## [Written task]
Pull out every line of the items below that contains the string "обеспечение". Case is significant.

## [Stored dataset items]
⟨

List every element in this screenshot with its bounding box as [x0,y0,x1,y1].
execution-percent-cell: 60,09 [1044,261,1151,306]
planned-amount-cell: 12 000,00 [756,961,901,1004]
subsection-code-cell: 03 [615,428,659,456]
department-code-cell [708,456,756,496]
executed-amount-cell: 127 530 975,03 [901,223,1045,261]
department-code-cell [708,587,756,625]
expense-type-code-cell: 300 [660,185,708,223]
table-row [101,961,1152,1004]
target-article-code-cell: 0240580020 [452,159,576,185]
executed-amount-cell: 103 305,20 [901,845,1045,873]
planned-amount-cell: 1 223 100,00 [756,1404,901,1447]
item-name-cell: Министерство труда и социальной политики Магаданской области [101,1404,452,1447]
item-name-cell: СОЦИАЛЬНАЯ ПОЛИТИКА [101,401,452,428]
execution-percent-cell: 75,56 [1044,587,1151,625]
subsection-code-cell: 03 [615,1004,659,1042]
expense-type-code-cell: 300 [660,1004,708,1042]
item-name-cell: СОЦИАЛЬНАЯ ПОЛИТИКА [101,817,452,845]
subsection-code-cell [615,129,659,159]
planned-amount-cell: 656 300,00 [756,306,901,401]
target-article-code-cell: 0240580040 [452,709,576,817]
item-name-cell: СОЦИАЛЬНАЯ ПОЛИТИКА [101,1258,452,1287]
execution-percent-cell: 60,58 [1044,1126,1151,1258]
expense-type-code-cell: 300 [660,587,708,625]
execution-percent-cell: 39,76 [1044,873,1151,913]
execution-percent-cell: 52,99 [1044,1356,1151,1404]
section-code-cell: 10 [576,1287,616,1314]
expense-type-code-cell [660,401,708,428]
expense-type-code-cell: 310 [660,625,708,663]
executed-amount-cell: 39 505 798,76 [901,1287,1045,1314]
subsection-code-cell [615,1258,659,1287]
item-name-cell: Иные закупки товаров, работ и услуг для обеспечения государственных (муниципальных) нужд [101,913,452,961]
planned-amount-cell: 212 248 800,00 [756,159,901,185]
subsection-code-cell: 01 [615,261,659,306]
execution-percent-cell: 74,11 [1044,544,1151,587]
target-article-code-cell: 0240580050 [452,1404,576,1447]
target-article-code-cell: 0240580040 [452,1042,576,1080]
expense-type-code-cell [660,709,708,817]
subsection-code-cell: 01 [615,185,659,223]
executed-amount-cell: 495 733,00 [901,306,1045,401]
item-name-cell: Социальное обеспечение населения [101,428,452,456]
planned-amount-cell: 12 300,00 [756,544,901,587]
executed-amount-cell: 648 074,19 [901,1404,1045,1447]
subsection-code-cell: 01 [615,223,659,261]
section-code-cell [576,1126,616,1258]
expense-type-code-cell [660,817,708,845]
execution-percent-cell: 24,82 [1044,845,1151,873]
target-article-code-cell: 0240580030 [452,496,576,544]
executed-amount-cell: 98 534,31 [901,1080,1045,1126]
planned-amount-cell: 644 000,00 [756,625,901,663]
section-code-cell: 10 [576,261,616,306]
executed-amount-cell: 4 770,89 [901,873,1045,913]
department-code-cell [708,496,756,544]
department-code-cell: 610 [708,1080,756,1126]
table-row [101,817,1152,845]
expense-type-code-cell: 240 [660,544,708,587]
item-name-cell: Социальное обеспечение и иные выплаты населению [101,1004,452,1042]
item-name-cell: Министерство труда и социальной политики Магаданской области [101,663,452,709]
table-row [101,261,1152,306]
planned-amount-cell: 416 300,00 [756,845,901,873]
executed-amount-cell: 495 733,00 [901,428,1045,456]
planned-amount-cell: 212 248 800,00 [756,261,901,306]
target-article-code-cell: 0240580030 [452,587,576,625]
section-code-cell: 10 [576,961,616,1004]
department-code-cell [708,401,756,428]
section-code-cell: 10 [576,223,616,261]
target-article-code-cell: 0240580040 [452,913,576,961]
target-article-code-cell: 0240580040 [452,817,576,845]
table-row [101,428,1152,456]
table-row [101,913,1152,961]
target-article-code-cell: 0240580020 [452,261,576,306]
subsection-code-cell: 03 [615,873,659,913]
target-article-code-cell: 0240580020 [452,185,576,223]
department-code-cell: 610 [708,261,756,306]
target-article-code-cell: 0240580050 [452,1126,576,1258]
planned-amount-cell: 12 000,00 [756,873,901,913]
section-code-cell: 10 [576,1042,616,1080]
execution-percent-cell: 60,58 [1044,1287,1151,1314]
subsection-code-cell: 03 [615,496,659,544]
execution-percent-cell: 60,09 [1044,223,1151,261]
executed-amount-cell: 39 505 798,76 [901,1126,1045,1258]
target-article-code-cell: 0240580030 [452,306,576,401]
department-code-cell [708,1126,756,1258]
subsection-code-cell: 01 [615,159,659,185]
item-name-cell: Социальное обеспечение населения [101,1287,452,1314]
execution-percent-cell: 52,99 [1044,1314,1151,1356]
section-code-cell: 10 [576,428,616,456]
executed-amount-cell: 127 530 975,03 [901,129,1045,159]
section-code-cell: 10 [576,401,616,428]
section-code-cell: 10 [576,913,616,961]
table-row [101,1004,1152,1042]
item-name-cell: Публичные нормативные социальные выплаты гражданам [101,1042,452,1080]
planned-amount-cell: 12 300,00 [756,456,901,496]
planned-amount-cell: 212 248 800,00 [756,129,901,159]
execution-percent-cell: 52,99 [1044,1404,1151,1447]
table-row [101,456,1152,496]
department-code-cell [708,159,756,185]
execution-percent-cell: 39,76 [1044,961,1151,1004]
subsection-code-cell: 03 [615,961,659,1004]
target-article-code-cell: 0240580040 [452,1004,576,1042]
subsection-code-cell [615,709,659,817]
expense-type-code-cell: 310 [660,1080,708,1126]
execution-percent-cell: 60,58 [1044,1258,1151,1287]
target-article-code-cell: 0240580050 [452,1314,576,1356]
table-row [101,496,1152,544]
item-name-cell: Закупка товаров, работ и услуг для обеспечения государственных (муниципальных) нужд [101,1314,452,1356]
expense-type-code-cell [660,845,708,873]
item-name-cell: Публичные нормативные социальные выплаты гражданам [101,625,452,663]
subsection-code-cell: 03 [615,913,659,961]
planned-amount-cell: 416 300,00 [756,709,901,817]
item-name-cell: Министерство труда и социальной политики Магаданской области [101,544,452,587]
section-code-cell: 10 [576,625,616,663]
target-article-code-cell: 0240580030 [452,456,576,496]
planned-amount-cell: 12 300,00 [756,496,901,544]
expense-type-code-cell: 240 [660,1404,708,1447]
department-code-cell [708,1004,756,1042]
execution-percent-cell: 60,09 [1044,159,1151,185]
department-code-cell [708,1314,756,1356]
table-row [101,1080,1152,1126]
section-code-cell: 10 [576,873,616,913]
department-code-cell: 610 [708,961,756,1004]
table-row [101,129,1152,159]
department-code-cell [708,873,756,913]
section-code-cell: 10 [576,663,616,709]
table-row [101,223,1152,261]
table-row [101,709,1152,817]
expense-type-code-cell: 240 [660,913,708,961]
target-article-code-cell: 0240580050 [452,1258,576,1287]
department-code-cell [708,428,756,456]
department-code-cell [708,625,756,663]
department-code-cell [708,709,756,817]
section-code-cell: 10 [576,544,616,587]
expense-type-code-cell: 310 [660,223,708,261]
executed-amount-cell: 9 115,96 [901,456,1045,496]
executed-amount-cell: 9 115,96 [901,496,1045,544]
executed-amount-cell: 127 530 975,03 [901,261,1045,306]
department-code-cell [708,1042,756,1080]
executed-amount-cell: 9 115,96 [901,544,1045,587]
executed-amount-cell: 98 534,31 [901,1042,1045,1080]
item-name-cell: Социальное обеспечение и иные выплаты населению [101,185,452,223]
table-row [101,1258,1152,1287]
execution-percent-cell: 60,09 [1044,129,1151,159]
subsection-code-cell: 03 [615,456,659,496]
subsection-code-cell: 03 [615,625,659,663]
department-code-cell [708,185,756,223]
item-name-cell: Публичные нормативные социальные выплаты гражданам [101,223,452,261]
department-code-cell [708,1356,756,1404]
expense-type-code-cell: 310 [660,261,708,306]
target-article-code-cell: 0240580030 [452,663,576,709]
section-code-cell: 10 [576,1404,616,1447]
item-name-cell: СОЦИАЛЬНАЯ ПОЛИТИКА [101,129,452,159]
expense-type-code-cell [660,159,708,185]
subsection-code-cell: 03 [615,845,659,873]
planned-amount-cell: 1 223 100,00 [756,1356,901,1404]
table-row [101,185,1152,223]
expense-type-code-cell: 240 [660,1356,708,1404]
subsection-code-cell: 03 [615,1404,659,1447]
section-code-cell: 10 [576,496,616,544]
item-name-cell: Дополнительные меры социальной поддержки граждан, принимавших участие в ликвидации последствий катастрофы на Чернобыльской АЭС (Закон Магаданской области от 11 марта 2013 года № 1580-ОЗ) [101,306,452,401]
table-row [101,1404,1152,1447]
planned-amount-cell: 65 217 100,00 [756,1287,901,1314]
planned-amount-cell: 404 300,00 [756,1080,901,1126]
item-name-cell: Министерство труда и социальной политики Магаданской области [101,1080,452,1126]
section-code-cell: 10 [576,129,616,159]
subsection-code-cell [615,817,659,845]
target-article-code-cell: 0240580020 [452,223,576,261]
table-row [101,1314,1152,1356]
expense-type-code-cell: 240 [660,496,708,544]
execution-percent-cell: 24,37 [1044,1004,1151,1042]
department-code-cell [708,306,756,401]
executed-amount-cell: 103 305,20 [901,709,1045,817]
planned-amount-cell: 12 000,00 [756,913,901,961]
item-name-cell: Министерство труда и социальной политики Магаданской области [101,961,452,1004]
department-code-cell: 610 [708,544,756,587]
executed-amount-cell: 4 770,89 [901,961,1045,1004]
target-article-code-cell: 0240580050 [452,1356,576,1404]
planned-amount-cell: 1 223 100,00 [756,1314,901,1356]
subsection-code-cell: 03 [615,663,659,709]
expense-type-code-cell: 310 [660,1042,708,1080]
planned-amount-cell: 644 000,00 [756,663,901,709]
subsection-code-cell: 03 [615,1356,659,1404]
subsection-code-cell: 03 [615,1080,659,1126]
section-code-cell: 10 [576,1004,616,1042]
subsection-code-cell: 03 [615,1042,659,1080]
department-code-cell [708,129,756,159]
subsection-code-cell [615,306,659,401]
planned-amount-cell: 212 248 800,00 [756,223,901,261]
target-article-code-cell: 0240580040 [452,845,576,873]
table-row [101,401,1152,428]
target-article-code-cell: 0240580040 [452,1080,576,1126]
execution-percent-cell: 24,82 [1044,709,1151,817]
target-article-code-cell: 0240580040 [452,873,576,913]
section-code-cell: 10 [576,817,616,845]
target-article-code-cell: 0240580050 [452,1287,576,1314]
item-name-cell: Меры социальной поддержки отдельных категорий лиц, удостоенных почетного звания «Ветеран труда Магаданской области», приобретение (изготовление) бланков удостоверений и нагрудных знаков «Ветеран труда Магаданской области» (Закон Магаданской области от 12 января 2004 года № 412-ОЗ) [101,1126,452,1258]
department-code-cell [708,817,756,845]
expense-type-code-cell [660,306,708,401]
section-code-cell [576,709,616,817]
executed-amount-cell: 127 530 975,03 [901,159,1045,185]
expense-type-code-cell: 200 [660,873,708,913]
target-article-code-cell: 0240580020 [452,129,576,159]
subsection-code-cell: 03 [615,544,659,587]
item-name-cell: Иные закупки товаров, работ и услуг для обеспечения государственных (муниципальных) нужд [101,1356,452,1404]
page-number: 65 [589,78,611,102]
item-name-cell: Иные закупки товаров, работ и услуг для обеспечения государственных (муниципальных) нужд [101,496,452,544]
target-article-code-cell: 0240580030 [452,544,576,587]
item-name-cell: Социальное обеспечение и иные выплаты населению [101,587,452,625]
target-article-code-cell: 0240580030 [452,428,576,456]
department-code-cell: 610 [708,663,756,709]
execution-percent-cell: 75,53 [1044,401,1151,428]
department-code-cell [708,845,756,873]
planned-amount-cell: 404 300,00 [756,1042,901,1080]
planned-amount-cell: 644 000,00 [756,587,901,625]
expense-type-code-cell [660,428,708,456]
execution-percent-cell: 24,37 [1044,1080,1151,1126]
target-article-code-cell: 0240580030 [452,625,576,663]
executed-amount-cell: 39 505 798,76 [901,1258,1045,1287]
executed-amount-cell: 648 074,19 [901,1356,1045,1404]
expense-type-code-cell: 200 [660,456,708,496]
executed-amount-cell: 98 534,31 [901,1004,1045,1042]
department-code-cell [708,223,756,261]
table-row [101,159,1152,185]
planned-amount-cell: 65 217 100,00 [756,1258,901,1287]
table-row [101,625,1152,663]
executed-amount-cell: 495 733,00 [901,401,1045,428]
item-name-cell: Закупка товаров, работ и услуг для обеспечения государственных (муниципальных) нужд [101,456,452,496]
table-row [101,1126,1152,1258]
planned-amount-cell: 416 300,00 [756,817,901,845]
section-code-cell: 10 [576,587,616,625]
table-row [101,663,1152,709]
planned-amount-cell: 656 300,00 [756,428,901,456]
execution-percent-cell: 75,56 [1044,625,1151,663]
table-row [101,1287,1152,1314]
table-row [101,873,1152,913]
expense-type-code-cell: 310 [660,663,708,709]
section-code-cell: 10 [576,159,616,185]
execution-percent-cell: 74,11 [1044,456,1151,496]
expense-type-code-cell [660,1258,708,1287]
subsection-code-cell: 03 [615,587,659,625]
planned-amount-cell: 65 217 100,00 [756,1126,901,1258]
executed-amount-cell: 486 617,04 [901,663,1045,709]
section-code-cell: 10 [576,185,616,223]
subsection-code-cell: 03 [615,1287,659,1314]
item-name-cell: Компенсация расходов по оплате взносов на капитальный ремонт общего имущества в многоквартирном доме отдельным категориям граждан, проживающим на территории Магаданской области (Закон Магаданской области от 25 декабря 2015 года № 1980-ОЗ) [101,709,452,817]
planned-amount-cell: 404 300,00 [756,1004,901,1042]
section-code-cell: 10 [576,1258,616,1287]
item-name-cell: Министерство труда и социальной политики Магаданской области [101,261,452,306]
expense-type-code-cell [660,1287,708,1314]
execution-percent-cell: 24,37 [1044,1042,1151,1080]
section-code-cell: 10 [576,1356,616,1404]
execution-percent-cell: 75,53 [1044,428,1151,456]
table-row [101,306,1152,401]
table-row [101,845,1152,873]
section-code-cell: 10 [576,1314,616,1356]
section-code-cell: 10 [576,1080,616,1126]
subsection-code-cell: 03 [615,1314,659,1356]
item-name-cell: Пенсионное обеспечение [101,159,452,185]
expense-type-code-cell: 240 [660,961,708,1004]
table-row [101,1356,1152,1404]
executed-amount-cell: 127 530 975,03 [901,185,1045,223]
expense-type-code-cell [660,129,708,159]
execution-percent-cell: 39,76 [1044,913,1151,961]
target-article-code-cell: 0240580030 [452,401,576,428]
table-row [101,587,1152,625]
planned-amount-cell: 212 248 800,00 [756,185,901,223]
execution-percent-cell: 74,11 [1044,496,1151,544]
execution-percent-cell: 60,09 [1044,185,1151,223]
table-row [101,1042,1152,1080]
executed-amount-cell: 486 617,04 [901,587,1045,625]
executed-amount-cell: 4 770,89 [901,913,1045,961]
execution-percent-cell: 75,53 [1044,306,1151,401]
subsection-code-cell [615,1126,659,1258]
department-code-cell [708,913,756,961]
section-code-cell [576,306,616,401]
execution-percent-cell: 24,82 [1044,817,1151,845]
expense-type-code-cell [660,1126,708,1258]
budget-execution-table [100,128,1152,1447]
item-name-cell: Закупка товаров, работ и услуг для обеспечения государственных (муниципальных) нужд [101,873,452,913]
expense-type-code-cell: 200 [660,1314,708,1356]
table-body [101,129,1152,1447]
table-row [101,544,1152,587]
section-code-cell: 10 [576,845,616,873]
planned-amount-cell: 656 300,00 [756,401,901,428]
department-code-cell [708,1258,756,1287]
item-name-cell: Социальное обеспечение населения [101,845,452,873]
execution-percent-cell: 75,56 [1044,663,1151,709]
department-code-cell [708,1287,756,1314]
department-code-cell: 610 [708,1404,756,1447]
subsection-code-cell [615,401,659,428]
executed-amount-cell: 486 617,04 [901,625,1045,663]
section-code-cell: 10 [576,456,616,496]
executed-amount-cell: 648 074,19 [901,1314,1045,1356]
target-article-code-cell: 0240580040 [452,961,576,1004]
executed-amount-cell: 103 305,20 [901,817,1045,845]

⟩

## [Full output]
item-name-cell: Социальное обеспечение населения [101,428,452,456]
item-name-cell: Социальное обеспечение и иные выплаты населению [101,1004,452,1042]
item-name-cell: Социальное обеспечение населения [101,1287,452,1314]
item-name-cell: Социальное обеспечение и иные выплаты населению [101,185,452,223]
item-name-cell: Социальное обеспечение и иные выплаты населению [101,587,452,625]
item-name-cell: Пенсионное обеспечение [101,159,452,185]
item-name-cell: Социальное обеспечение населения [101,845,452,873]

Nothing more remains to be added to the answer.